Tally the lines that contain the string "Convert" and give the number by itself.

__________

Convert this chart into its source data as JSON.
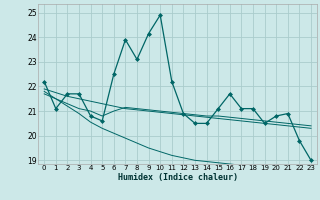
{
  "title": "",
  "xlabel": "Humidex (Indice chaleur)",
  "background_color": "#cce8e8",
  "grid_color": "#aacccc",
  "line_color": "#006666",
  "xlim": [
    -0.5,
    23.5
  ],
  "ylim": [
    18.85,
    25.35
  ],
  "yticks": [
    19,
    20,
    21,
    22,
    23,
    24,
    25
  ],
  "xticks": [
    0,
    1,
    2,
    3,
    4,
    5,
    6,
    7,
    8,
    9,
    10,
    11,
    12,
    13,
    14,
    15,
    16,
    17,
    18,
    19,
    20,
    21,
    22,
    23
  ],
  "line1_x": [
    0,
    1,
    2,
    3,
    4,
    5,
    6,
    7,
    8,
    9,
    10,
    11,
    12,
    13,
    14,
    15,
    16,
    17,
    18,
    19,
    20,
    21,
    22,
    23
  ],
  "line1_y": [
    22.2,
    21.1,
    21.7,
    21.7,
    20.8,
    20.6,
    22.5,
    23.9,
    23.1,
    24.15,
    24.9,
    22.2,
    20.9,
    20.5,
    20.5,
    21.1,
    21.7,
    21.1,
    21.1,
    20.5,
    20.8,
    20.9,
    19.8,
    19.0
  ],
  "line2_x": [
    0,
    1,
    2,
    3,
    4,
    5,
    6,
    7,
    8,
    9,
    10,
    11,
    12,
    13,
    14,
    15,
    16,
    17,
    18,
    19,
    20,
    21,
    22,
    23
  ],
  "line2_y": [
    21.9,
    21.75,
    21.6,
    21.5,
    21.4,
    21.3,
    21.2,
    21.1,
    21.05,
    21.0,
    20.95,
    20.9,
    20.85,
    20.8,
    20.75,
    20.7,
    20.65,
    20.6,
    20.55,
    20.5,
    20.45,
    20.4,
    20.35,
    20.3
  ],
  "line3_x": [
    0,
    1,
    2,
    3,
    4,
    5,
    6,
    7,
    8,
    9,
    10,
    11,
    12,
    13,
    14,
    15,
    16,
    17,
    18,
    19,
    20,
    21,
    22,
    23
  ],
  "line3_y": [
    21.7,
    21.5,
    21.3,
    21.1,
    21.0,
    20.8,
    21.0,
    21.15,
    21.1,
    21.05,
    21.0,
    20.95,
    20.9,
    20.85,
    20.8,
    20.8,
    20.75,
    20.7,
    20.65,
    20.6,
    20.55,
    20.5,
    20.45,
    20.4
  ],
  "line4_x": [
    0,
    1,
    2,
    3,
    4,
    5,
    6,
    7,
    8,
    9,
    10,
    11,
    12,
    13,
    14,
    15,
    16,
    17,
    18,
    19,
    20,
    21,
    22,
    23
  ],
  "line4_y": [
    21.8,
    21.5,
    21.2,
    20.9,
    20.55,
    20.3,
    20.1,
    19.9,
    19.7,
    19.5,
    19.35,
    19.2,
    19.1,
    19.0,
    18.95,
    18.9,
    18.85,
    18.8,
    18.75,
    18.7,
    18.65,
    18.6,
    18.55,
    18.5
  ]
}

__________

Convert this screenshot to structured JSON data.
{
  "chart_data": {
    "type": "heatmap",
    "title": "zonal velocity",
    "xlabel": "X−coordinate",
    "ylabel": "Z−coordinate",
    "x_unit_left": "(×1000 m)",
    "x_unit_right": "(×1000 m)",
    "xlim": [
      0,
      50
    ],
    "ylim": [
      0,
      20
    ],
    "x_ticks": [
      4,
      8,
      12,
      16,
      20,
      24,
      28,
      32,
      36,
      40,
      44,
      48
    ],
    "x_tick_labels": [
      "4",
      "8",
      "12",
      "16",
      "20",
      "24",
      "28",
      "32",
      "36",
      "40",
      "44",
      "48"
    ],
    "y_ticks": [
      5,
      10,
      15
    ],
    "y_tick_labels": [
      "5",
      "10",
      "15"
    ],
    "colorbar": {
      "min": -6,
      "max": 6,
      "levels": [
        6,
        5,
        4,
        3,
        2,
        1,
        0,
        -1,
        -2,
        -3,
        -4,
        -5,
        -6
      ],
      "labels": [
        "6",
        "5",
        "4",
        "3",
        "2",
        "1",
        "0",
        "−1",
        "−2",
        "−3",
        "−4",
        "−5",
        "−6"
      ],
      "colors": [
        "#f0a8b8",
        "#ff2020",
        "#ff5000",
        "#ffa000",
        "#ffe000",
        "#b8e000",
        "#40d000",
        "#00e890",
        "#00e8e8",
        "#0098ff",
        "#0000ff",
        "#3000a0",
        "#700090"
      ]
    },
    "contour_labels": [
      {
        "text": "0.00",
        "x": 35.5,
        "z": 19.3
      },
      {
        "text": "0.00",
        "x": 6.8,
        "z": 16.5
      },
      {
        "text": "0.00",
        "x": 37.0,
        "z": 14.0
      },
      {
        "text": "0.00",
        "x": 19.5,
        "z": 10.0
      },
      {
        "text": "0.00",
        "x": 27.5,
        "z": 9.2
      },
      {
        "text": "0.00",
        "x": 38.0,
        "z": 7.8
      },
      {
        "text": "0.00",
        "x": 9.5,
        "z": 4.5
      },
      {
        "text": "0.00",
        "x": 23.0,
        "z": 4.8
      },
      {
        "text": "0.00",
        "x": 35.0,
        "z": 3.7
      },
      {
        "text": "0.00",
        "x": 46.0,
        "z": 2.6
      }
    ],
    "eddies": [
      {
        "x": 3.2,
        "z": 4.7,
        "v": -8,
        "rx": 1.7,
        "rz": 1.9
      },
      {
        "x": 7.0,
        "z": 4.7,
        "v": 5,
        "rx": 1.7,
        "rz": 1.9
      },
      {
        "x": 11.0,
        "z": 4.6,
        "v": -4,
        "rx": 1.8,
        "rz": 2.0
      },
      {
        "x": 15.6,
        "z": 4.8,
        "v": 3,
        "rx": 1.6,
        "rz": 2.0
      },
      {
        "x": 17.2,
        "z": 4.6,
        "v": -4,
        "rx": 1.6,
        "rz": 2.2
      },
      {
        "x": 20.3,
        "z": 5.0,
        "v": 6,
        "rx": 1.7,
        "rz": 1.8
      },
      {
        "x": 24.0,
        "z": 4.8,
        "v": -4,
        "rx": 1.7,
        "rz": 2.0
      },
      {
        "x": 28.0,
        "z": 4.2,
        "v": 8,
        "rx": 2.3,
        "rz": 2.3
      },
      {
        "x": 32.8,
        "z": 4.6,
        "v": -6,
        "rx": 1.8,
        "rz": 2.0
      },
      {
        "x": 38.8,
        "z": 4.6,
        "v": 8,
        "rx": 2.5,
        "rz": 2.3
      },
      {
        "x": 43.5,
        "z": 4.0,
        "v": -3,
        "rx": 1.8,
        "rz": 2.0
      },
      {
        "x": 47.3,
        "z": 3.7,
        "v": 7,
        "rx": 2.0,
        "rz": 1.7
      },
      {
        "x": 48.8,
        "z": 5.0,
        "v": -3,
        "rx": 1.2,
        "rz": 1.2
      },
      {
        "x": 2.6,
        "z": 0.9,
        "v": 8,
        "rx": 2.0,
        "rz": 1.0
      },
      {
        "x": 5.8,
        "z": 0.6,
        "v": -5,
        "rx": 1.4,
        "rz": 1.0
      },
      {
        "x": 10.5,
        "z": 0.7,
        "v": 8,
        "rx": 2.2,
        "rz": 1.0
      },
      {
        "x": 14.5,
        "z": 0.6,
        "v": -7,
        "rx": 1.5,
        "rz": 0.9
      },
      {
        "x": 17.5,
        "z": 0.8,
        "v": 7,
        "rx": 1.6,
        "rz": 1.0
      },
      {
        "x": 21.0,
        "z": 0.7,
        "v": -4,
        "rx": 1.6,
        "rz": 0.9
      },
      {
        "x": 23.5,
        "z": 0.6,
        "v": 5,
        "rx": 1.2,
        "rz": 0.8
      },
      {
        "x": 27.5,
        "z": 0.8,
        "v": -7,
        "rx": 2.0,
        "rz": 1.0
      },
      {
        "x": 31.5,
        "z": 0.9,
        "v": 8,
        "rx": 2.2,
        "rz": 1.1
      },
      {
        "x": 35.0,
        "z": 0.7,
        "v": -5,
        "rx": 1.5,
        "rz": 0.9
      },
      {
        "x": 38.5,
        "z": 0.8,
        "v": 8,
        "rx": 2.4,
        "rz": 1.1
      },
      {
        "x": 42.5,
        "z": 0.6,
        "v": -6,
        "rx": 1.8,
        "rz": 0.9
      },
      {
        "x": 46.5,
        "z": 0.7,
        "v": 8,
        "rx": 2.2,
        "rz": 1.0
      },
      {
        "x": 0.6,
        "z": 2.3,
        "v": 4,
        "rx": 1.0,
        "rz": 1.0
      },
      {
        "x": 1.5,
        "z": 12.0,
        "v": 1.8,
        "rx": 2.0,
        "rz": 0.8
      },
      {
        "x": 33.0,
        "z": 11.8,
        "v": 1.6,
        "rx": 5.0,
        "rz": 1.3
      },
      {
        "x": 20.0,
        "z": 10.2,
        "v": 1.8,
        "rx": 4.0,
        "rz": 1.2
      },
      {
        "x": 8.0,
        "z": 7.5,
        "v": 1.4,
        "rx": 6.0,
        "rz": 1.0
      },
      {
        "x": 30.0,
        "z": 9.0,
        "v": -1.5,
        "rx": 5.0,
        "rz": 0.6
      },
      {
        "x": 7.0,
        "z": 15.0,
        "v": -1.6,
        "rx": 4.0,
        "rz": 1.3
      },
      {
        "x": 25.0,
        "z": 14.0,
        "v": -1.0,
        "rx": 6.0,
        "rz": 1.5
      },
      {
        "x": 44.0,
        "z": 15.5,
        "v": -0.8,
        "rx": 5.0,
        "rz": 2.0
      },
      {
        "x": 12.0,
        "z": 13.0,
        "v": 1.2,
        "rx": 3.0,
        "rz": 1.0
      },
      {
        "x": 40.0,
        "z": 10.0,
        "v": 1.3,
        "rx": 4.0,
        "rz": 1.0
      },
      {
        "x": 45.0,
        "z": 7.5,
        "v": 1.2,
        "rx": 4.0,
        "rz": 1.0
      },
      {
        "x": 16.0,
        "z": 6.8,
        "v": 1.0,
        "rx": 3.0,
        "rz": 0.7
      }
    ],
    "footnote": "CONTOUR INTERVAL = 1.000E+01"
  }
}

__________

Task response: 2